▶ [EXERCISE DESCRIPTION]: From the entries below, pull out each line where "arrow" appears.

▶ [DATA LISTING]:
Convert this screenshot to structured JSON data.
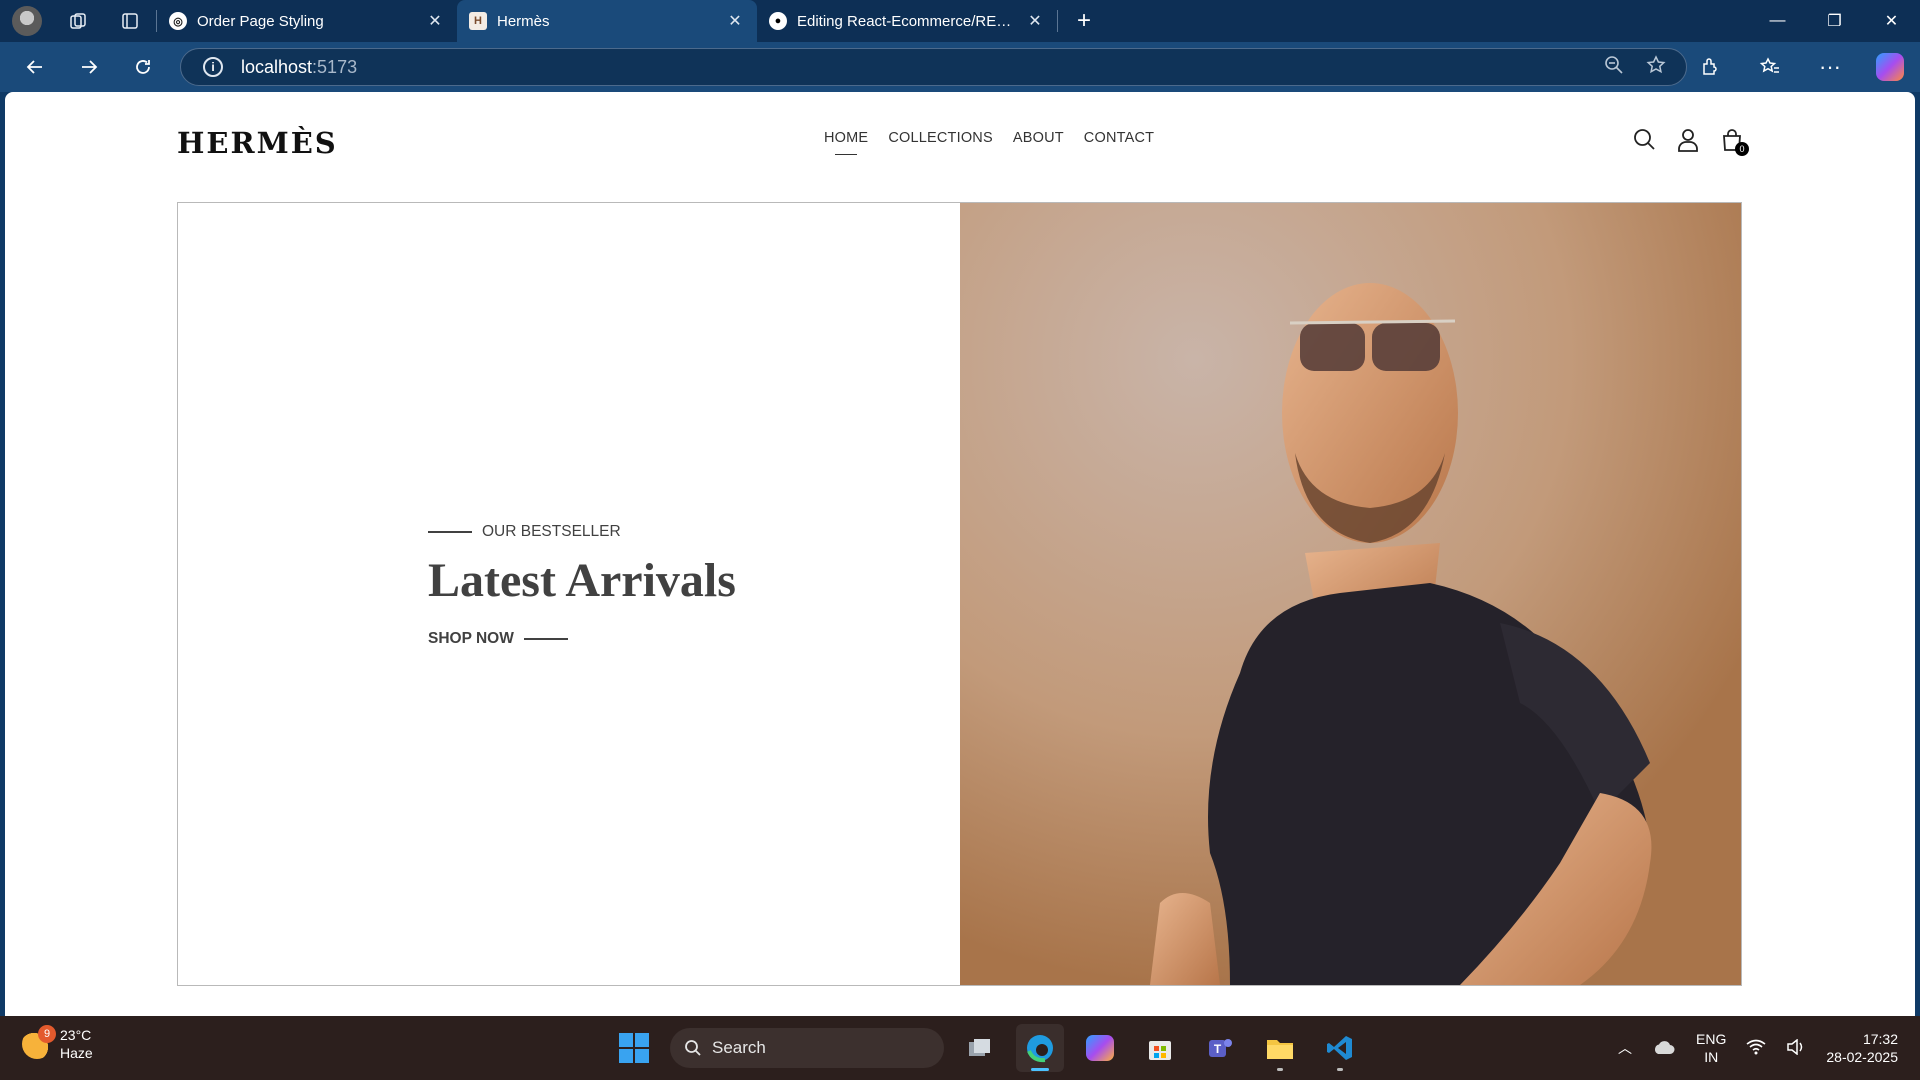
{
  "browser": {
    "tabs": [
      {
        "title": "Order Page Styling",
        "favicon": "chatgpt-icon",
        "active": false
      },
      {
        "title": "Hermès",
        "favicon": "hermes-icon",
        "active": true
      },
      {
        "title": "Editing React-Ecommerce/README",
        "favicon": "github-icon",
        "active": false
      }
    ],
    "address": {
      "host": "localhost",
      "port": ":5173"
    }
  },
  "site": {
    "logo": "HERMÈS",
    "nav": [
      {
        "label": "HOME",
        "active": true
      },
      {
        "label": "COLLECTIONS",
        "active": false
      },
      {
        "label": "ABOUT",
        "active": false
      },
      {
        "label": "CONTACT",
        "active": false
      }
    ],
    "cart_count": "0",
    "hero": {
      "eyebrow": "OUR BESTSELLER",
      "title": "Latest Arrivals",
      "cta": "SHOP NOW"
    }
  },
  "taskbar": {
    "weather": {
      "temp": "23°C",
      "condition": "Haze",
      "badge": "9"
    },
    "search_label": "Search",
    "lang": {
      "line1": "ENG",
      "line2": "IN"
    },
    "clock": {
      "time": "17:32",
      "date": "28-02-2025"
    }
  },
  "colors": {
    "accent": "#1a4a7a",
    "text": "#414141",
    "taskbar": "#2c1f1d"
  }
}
...
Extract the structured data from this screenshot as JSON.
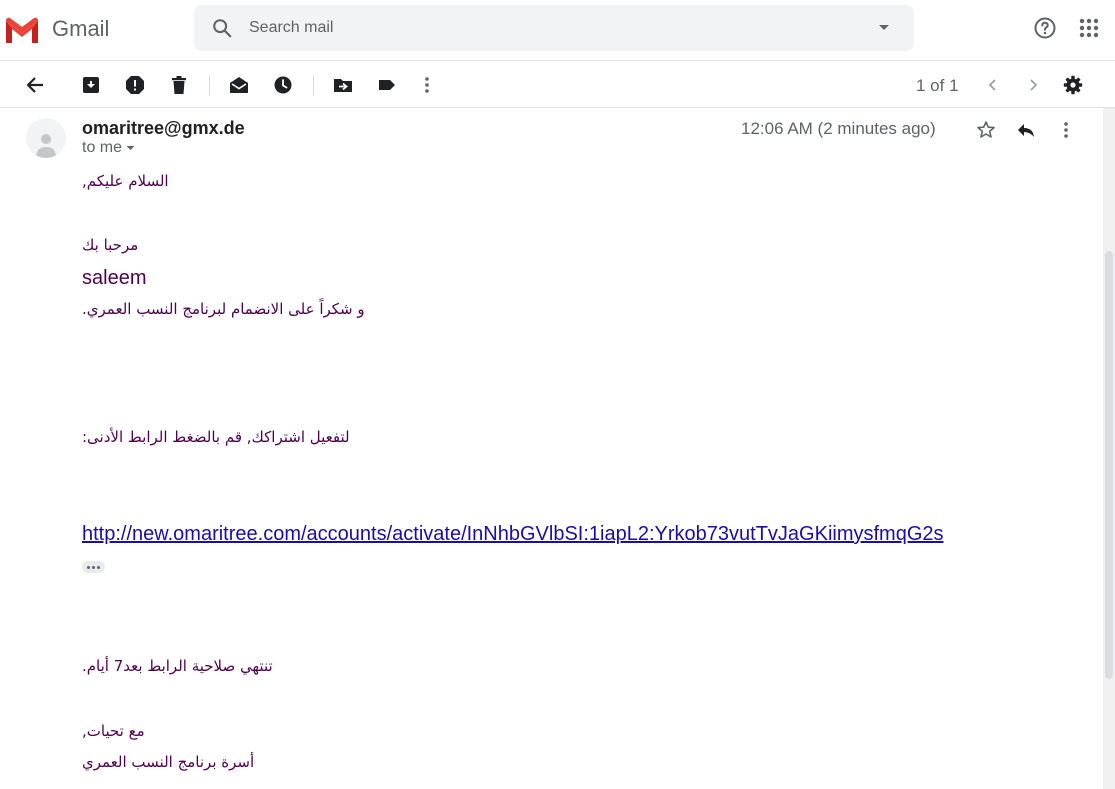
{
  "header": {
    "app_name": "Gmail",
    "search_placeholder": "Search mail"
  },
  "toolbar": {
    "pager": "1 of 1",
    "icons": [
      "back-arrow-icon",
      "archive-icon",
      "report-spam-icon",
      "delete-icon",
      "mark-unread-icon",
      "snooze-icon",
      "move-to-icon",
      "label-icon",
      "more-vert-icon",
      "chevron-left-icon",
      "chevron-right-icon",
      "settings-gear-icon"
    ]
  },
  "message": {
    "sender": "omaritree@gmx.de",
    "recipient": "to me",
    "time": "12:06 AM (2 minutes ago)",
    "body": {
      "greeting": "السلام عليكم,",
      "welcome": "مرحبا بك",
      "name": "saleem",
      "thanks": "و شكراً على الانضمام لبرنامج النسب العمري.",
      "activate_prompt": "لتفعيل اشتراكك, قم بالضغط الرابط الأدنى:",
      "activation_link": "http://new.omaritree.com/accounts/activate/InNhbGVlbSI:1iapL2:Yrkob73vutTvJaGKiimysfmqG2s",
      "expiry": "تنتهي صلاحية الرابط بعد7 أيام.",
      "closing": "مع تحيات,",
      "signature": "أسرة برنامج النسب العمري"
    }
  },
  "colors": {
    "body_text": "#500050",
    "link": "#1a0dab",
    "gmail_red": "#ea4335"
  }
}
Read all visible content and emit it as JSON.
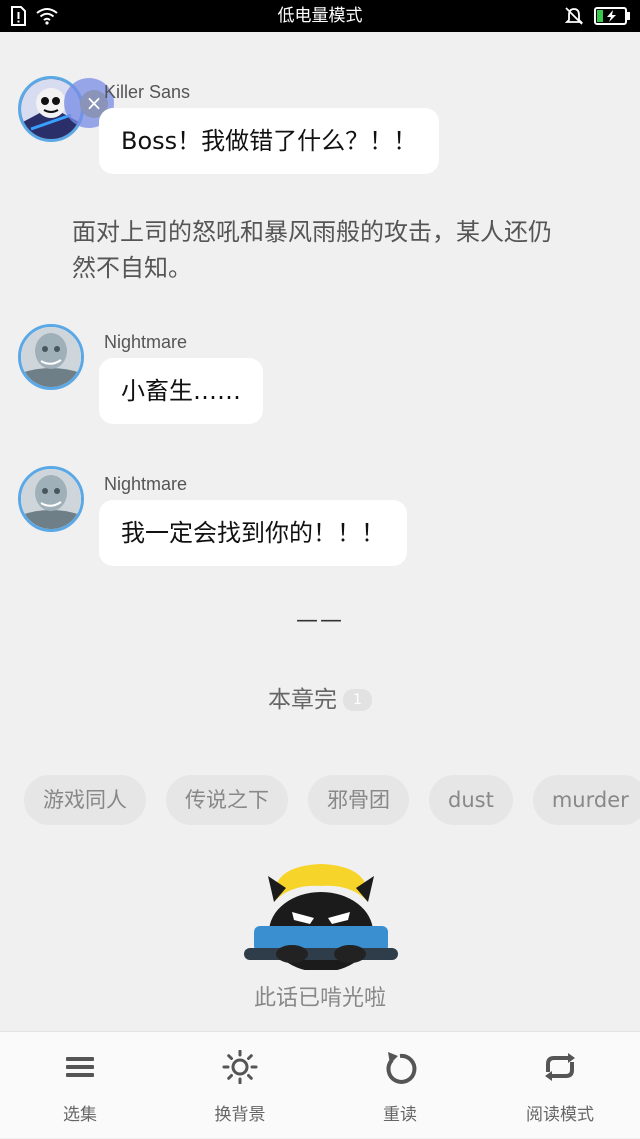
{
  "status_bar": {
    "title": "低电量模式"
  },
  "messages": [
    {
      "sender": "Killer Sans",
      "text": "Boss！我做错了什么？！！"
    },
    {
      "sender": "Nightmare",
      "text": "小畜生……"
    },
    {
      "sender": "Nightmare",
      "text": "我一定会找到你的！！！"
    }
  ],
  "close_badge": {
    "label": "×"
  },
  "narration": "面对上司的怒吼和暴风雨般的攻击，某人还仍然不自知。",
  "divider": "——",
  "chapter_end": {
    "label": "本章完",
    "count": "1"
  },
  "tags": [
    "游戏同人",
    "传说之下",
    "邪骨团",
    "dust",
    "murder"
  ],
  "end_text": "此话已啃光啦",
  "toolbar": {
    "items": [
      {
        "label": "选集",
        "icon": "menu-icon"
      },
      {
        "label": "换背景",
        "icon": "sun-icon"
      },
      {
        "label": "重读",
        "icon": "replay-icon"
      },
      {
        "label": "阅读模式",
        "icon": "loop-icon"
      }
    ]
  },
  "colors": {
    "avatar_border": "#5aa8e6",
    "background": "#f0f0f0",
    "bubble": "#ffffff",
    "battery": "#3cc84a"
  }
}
...
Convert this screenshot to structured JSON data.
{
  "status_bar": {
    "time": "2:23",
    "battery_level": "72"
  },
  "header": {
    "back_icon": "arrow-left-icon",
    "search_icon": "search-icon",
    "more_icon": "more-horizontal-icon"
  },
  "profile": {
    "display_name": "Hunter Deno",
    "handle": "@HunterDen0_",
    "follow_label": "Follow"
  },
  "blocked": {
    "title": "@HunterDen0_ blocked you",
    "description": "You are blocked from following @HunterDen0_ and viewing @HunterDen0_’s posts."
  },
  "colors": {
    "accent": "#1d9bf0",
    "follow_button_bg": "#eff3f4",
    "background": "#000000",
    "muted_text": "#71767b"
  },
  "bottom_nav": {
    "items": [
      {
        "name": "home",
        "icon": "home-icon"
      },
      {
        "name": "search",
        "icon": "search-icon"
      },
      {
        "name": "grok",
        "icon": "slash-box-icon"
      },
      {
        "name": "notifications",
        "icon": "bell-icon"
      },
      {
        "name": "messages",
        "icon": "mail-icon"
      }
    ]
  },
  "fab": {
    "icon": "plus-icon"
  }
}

▶ [THE RESPONSE]:
      "back-arrow-icon",
    "back_icon": "arrow-left-icon",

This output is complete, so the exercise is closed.